• [Short task] Convert the lines from the start of the records through the line containing "book-gutter-shadow xyxy=(386,24,408,558)" into a Markdown table with the columns Row and Line, leaving out any blank lines.

--- BEGIN Items ---

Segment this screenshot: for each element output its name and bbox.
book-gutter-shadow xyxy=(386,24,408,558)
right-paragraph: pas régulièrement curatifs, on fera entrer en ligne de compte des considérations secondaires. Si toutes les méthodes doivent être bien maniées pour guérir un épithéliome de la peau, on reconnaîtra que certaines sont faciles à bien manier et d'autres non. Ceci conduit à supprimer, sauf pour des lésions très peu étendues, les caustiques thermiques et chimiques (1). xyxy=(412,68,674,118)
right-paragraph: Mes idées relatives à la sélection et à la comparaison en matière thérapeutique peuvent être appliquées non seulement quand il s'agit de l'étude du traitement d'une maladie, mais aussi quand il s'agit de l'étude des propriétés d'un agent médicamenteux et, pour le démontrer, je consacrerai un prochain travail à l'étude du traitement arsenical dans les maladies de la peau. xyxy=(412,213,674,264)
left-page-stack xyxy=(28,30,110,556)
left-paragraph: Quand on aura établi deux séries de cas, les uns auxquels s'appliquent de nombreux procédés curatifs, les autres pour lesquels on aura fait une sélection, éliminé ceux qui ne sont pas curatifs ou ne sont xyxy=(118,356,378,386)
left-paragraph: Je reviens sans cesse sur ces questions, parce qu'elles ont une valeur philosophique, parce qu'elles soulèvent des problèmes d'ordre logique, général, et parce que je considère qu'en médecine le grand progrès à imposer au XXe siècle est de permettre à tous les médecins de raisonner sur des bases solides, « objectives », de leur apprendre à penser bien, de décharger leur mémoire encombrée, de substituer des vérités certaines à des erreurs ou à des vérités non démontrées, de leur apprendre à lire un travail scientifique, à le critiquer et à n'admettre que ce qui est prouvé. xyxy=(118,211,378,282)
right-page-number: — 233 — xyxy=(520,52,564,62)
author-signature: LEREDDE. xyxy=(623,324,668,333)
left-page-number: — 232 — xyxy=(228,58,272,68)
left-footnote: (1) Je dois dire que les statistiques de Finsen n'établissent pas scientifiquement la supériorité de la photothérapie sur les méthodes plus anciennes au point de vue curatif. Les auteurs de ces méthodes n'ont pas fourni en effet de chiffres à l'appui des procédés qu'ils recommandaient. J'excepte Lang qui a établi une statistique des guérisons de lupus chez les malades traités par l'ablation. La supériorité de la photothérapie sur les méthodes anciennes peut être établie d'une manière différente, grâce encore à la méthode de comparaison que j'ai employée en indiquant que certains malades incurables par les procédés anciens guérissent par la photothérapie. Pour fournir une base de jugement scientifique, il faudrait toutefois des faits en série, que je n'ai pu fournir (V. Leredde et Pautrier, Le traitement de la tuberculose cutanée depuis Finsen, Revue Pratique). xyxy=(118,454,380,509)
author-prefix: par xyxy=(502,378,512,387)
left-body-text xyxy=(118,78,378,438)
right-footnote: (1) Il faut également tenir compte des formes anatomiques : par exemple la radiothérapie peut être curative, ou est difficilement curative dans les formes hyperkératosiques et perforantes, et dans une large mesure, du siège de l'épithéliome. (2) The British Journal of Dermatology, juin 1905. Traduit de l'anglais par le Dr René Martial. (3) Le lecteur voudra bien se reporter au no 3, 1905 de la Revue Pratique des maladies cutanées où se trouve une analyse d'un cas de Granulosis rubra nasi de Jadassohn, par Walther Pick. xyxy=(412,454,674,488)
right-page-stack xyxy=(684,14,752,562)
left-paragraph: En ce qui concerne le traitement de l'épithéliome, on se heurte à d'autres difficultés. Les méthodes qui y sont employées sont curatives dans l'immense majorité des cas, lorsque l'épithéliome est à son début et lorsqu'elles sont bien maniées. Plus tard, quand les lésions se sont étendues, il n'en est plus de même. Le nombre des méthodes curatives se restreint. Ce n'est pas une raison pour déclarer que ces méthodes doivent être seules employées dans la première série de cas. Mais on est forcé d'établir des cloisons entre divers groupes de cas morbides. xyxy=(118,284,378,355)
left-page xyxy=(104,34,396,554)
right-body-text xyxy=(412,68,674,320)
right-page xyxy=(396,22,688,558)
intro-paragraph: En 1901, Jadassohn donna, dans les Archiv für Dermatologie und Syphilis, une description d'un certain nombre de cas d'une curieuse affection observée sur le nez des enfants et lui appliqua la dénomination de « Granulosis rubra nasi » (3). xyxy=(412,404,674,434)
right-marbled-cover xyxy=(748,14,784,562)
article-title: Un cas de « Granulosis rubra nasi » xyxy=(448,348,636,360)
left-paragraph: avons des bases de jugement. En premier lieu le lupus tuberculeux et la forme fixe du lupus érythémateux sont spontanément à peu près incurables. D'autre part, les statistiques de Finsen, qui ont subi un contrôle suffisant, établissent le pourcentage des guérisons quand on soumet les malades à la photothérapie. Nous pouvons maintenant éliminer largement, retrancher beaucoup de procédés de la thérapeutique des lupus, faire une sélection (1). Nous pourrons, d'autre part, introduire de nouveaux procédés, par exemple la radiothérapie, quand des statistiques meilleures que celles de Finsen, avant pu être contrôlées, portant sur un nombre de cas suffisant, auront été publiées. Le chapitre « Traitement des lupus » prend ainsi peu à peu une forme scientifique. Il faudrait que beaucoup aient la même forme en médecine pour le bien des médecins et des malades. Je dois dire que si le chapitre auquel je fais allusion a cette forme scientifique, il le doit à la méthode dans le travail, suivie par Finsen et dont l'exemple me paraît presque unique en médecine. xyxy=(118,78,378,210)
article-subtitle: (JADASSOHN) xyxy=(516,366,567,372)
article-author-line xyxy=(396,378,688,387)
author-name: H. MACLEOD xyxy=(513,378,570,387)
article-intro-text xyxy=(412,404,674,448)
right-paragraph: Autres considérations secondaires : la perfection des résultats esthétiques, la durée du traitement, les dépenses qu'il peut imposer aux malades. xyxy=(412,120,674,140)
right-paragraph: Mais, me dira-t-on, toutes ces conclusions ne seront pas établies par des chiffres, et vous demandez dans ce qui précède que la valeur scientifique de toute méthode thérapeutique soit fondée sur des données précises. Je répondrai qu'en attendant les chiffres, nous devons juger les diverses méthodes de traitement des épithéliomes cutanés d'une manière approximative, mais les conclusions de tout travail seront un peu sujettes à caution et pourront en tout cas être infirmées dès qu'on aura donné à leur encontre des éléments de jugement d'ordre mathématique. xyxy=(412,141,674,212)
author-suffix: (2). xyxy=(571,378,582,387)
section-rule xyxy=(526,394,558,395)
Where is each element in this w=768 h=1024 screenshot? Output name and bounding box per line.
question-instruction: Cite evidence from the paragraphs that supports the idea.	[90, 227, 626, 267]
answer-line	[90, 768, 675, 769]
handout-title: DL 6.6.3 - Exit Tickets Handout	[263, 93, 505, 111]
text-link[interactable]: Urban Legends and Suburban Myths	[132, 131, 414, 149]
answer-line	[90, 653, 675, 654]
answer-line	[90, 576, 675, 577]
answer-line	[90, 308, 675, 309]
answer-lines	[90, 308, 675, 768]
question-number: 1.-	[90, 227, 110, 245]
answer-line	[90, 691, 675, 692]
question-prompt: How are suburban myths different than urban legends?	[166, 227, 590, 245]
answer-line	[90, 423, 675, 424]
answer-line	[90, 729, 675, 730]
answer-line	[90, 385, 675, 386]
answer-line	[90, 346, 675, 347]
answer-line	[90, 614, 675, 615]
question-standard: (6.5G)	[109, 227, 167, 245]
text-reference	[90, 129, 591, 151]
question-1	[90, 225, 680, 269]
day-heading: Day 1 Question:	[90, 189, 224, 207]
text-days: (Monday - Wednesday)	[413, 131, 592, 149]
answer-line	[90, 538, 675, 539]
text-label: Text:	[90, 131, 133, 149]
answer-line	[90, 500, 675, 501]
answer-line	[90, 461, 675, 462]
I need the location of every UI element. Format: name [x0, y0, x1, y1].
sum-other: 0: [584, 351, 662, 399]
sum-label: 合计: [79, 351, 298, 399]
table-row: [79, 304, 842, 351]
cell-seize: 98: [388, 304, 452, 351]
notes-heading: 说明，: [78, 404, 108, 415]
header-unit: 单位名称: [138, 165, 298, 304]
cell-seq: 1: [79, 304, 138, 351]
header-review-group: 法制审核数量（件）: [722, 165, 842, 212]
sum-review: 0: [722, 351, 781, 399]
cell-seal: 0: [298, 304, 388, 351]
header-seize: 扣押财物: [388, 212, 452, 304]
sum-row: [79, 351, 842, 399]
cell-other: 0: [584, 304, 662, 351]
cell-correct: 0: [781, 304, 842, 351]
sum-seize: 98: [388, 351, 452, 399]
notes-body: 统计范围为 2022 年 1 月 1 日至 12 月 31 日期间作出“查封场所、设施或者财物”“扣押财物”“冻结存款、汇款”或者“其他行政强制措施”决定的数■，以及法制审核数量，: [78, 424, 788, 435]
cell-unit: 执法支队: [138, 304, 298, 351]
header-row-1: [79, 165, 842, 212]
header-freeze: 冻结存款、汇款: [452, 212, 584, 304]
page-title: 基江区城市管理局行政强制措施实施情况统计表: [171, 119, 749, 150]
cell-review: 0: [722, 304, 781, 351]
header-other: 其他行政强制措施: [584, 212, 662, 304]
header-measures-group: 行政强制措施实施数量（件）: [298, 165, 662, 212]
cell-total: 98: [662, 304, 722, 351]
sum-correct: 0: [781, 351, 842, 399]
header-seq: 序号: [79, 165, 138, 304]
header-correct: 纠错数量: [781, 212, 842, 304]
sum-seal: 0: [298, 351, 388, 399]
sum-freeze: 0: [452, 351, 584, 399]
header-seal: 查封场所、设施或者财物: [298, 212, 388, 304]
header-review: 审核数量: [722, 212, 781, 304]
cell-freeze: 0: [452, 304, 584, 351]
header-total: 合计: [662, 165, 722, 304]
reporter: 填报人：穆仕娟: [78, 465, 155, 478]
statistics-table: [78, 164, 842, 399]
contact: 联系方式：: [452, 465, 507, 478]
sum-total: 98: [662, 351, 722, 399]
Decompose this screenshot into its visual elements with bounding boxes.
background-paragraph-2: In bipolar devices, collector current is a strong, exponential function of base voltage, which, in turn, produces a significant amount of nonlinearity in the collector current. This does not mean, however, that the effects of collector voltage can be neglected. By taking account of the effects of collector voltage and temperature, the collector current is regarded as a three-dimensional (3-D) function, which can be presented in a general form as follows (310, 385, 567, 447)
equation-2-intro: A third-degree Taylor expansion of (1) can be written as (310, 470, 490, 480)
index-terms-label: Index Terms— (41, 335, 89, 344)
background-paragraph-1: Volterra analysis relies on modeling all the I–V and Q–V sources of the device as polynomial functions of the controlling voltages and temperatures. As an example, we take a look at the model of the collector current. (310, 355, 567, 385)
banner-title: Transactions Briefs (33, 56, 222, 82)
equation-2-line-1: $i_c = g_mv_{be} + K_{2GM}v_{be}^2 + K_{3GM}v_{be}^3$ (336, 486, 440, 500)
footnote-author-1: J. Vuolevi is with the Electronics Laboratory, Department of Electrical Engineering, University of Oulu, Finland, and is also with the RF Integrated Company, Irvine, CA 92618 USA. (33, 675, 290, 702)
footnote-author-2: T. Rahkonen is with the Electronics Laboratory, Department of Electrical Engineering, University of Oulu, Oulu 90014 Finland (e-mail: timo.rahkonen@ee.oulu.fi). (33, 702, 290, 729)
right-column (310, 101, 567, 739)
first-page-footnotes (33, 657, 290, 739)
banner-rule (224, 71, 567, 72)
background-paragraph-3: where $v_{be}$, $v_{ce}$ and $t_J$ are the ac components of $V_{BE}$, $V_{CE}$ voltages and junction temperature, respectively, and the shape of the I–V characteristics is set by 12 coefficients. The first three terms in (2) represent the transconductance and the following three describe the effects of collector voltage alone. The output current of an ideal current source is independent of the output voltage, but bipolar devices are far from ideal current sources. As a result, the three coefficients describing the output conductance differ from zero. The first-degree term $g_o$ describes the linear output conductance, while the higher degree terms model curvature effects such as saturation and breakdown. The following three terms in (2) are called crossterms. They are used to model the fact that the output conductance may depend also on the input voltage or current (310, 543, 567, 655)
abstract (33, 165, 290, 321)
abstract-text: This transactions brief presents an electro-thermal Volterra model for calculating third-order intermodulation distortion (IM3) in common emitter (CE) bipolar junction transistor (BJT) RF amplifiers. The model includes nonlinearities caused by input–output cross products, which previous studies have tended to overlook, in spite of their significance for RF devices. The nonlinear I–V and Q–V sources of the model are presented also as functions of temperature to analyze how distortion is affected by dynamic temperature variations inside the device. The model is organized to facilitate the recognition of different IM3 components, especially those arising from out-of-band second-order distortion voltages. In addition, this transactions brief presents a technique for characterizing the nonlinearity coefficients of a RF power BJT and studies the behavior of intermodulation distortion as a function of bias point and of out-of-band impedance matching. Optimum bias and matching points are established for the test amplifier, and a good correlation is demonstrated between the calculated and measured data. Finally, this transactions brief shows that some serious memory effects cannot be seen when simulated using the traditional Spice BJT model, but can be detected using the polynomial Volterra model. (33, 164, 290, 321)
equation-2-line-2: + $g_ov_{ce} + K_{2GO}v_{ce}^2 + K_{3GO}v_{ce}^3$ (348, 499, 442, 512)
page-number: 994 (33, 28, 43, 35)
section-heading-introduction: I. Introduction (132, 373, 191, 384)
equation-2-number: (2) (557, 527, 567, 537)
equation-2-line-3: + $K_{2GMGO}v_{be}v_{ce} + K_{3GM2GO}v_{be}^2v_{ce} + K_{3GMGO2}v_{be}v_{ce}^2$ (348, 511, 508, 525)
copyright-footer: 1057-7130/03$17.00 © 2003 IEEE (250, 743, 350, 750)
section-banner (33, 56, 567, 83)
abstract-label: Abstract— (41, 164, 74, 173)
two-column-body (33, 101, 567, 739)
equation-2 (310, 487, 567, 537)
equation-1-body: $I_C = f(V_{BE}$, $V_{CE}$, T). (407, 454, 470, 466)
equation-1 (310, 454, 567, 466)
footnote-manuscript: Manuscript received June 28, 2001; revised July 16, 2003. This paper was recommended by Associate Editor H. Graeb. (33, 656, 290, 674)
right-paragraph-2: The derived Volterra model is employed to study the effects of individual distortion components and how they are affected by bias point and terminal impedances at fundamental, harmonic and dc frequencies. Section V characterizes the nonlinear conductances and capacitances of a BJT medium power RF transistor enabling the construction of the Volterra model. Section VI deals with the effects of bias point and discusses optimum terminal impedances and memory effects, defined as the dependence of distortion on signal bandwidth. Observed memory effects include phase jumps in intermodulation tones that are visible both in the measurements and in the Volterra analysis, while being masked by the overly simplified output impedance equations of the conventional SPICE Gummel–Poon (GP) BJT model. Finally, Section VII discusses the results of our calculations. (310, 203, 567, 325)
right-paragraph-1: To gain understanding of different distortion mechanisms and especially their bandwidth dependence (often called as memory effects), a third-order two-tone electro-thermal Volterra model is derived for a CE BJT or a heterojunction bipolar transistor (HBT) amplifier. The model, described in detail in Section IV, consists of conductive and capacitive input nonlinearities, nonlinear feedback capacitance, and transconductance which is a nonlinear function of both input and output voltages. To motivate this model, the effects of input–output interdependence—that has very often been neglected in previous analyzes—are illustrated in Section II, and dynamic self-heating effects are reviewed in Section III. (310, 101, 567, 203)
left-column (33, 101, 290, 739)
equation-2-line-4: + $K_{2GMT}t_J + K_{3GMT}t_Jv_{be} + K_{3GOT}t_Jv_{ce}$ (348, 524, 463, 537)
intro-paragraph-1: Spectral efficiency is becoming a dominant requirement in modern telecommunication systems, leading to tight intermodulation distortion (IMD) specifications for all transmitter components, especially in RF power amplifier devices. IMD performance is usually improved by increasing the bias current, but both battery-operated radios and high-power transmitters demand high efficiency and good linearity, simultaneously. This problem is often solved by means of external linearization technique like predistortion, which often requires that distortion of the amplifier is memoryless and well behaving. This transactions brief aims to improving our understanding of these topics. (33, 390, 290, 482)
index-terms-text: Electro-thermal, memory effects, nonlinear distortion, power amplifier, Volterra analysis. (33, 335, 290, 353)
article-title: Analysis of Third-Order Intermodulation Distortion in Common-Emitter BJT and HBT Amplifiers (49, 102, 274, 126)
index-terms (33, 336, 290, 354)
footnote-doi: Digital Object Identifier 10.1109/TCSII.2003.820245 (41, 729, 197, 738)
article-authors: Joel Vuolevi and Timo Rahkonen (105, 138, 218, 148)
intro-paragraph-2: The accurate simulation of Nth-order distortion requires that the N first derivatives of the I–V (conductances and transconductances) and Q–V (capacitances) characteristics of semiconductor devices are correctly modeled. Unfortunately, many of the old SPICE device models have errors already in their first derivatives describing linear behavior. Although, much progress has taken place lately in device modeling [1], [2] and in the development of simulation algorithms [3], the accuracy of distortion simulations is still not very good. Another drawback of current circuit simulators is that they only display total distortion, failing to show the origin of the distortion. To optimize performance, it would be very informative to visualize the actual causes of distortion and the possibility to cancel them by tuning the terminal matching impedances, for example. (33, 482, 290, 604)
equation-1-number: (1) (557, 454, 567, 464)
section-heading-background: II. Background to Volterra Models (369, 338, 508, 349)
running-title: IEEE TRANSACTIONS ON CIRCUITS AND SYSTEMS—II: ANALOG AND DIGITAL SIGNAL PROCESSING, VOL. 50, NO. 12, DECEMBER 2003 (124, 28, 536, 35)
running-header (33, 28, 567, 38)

--- END Items ---

• [The completed task]
| Row | Line |
|---|---|
| 1 | Segment this screenshot: for each element output its name and bbox. |
| 2 | book-gutter-shadow xyxy=(386,24,408,558) |